## Problem to work on
Every line below is to be copied exactly, with the pictures left out.

Chart and figure data
........

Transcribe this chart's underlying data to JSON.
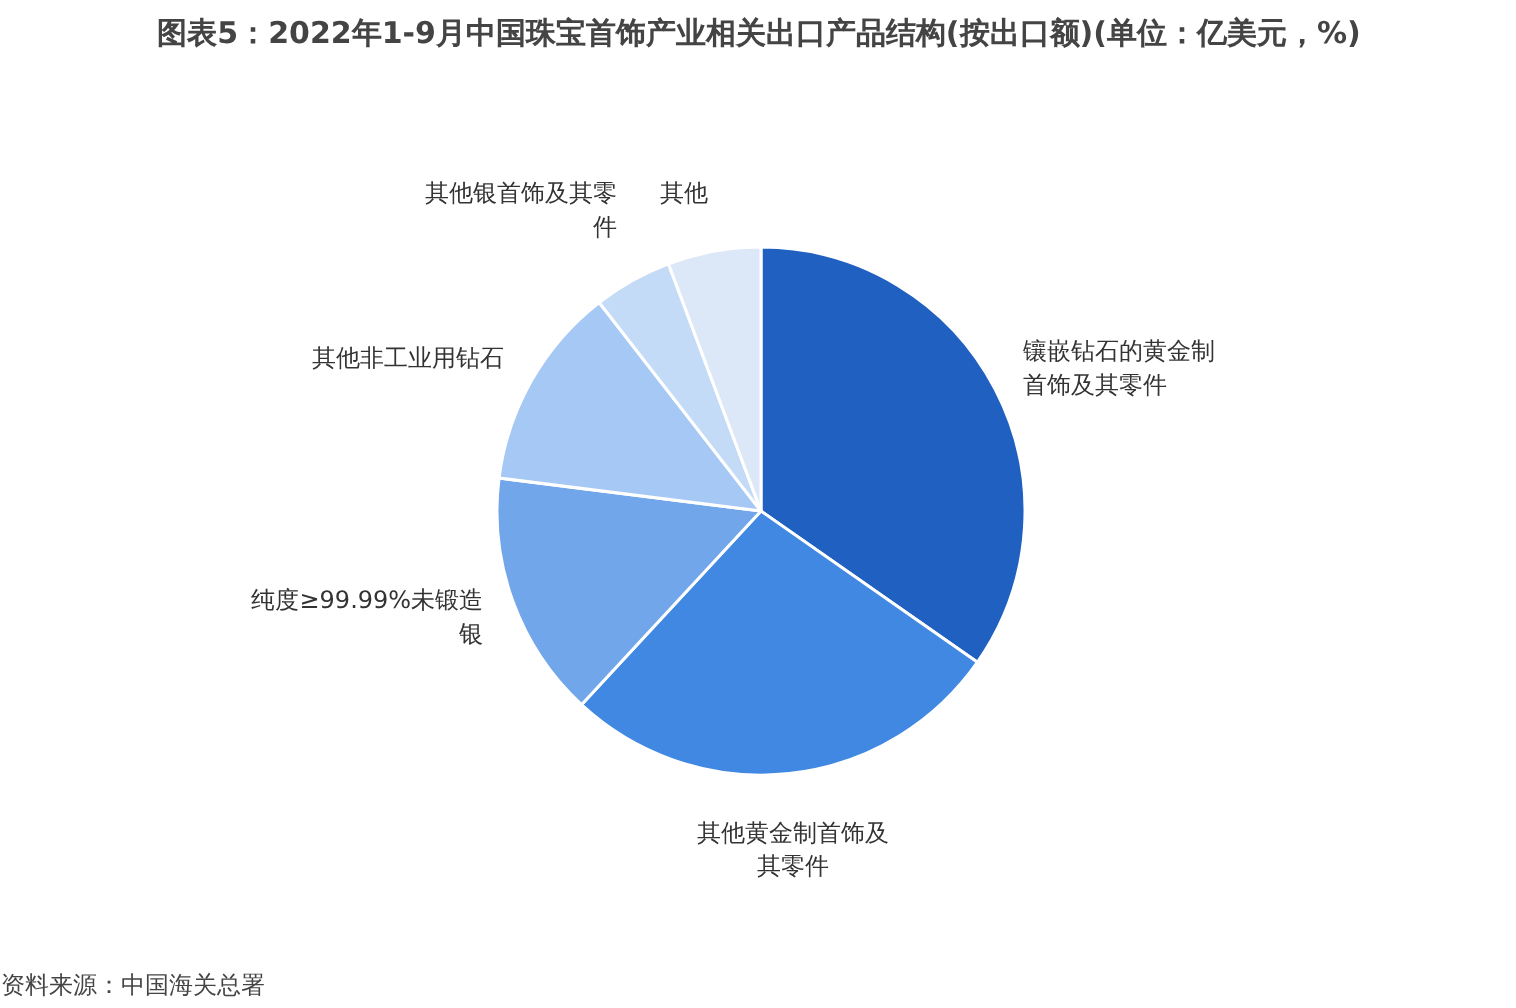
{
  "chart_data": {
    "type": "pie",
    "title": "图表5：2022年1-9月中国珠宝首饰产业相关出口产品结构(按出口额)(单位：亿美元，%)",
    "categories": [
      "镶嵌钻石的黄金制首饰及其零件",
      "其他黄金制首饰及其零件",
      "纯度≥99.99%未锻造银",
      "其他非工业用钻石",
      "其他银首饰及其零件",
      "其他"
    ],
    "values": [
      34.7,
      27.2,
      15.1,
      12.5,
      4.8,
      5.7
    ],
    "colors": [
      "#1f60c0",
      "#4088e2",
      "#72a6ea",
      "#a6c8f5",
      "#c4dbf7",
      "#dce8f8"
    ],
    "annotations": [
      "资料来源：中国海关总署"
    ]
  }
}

........

## Result below
Transcribe this chart's underlying data to JSON.
{
  "chart_data": {
    "type": "pie",
    "title": "图表5：2022年1-9月中国珠宝首饰产业相关出口产品结构(按出口额)(单位：亿美元，%)",
    "categories": [
      "镶嵌钻石的黄金制首饰及其零件",
      "其他黄金制首饰及其零件",
      "纯度≥99.99%未锻造银",
      "其他非工业用钻石",
      "其他银首饰及其零件",
      "其他"
    ],
    "values": [
      34.7,
      27.2,
      15.1,
      12.5,
      4.8,
      5.7
    ],
    "colors": [
      "#1f60c0",
      "#4088e2",
      "#72a6ea",
      "#a6c8f5",
      "#c4dbf7",
      "#dce8f8"
    ],
    "annotations": [
      "资料来源：中国海关总署"
    ]
  }
}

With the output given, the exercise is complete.